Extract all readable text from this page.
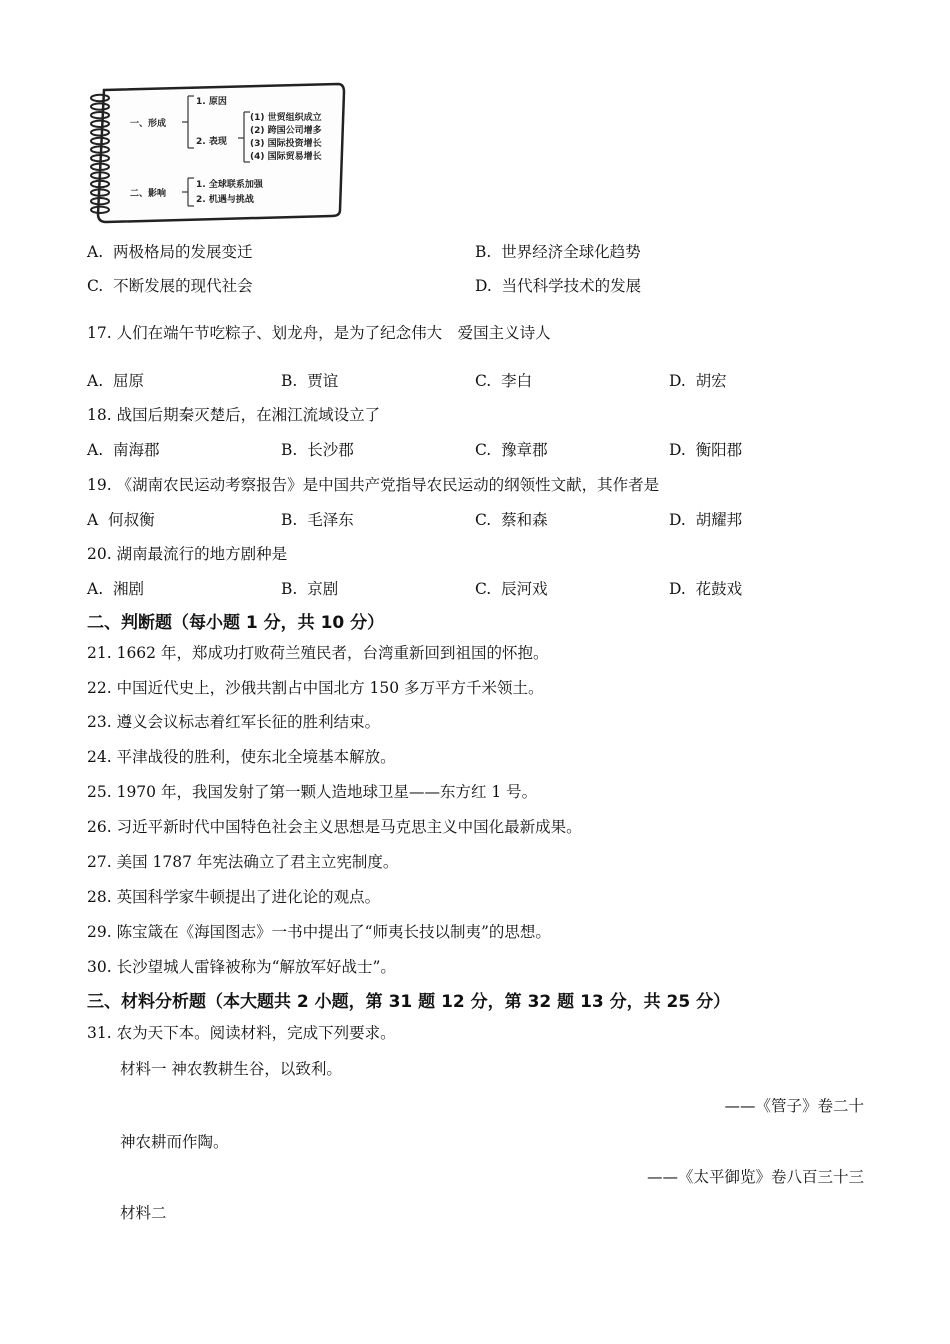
一、形成
1. 原因
2. 表现
(1) 世贸组织成立
(2) 跨国公司增多
(3) 国际投资增长
(4) 国际贸易增长
二、影响
1. 全球联系加强
2. 机遇与挑战
A. 两极格局的发展变迁	B. 世界经济全球化趋势
C. 不断发展的现代社会	D. 当代科学技术的发展
17. 人们在端午节吃粽子、划龙舟，是为了纪念伟大　爱国主义诗人
A. 屈原	B. 贾谊	C. 李白	D. 胡宏
18. 战国后期秦灭楚后，在湘江流域设立了
A. 南海郡	B. 长沙郡	C. 豫章郡	D. 衡阳郡
19. 《湖南农民运动考察报告》是中国共产党指导农民运动的纲领性文献，其作者是
A 何叔衡	B. 毛泽东	C. 蔡和森	D. 胡耀邦
20. 湖南最流行的地方剧种是
A. 湘剧	B. 京剧	C. 辰河戏	D. 花鼓戏
二、判断题（每小题 1 分，共 10 分）
21. 1662 年，郑成功打败荷兰殖民者，台湾重新回到祖国的怀抱。
22. 中国近代史上，沙俄共割占中国北方 150 多万平方千米领土。
23. 遵义会议标志着红军长征的胜利结束。
24. 平津战役的胜利，使东北全境基本解放。
25. 1970 年，我国发射了第一颗人造地球卫星——东方红 1 号。
26. 习近平新时代中国特色社会主义思想是马克思主义中国化最新成果。
27. 美国 1787 年宪法确立了君主立宪制度。
28. 英国科学家牛顿提出了进化论的观点。
29. 陈宝箴在《海国图志》一书中提出了“师夷长技以制夷”的思想。
30. 长沙望城人雷锋被称为“解放军好战士”。
三、材料分析题（本大题共 2 小题，第 31 题 12 分，第 32 题 13 分，共 25 分）
31. 农为天下本。阅读材料，完成下列要求。
材料一 神农教耕生谷，以致利。
——《管子》卷二十
神农耕而作陶。
——《太平御览》卷八百三十三
材料二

--- --- ---

The pictures should not appear in the copy; every other part of the records above must be returned exactly.

Extract all readable text from this page.
一、形成
1. 原因
2. 表现
(1) 世贸组织成立
(2) 跨国公司增多
(3) 国际投资增长
(4) 国际贸易增长
二、影响
1. 全球联系加强
2. 机遇与挑战
A. 两极格局的发展变迁	B. 世界经济全球化趋势
C. 不断发展的现代社会	D. 当代科学技术的发展
17. 人们在端午节吃粽子、划龙舟，是为了纪念伟大　爱国主义诗人
A. 屈原	B. 贾谊	C. 李白	D. 胡宏
18. 战国后期秦灭楚后，在湘江流域设立了
A. 南海郡	B. 长沙郡	C. 豫章郡	D. 衡阳郡
19. 《湖南农民运动考察报告》是中国共产党指导农民运动的纲领性文献，其作者是
A 何叔衡	B. 毛泽东	C. 蔡和森	D. 胡耀邦
20. 湖南最流行的地方剧种是
A. 湘剧	B. 京剧	C. 辰河戏	D. 花鼓戏
二、判断题（每小题 1 分，共 10 分）
21. 1662 年，郑成功打败荷兰殖民者，台湾重新回到祖国的怀抱。
22. 中国近代史上，沙俄共割占中国北方 150 多万平方千米领土。
23. 遵义会议标志着红军长征的胜利结束。
24. 平津战役的胜利，使东北全境基本解放。
25. 1970 年，我国发射了第一颗人造地球卫星——东方红 1 号。
26. 习近平新时代中国特色社会主义思想是马克思主义中国化最新成果。
27. 美国 1787 年宪法确立了君主立宪制度。
28. 英国科学家牛顿提出了进化论的观点。
29. 陈宝箴在《海国图志》一书中提出了“师夷长技以制夷”的思想。
30. 长沙望城人雷锋被称为“解放军好战士”。
三、材料分析题（本大题共 2 小题，第 31 题 12 分，第 32 题 13 分，共 25 分）
31. 农为天下本。阅读材料，完成下列要求。
材料一 神农教耕生谷，以致利。
——《管子》卷二十
神农耕而作陶。
——《太平御览》卷八百三十三
材料二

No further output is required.